Data items:
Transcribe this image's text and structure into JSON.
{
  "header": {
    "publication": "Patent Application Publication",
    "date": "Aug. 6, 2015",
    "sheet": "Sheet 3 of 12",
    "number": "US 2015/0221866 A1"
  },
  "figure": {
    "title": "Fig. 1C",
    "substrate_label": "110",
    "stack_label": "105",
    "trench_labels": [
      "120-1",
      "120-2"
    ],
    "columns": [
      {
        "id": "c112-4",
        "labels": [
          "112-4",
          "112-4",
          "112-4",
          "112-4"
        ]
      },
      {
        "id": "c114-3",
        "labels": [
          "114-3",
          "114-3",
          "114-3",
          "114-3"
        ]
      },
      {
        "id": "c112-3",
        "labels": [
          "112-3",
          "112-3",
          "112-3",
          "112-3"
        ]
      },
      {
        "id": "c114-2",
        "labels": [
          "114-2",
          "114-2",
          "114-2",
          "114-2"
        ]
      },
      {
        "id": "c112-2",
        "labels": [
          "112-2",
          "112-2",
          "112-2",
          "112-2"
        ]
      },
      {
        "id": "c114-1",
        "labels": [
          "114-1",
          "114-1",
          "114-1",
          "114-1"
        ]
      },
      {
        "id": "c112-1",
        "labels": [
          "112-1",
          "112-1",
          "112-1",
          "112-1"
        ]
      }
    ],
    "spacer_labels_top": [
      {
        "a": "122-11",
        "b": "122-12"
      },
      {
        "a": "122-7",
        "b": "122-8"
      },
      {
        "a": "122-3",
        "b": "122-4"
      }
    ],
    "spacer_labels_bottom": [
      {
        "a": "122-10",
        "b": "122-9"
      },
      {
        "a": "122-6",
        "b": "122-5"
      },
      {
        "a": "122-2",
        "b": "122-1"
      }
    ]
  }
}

Problem requirements: Give back the data above exactly as it appears.

Task answer:
Transcribe this image's text and structure into JSON.
{
  "header": {
    "publication": "Patent Application Publication",
    "date": "Aug. 6, 2015",
    "sheet": "Sheet 3 of 12",
    "number": "US 2015/0221866 A1"
  },
  "figure": {
    "title": "Fig. 1C",
    "substrate_label": "110",
    "stack_label": "105",
    "trench_labels": [
      "120-1",
      "120-2"
    ],
    "columns": [
      {
        "id": "c112-4",
        "labels": [
          "112-4",
          "112-4",
          "112-4",
          "112-4"
        ]
      },
      {
        "id": "c114-3",
        "labels": [
          "114-3",
          "114-3",
          "114-3",
          "114-3"
        ]
      },
      {
        "id": "c112-3",
        "labels": [
          "112-3",
          "112-3",
          "112-3",
          "112-3"
        ]
      },
      {
        "id": "c114-2",
        "labels": [
          "114-2",
          "114-2",
          "114-2",
          "114-2"
        ]
      },
      {
        "id": "c112-2",
        "labels": [
          "112-2",
          "112-2",
          "112-2",
          "112-2"
        ]
      },
      {
        "id": "c114-1",
        "labels": [
          "114-1",
          "114-1",
          "114-1",
          "114-1"
        ]
      },
      {
        "id": "c112-1",
        "labels": [
          "112-1",
          "112-1",
          "112-1",
          "112-1"
        ]
      }
    ],
    "spacer_labels_top": [
      {
        "a": "122-11",
        "b": "122-12"
      },
      {
        "a": "122-7",
        "b": "122-8"
      },
      {
        "a": "122-3",
        "b": "122-4"
      }
    ],
    "spacer_labels_bottom": [
      {
        "a": "122-10",
        "b": "122-9"
      },
      {
        "a": "122-6",
        "b": "122-5"
      },
      {
        "a": "122-2",
        "b": "122-1"
      }
    ]
  }
}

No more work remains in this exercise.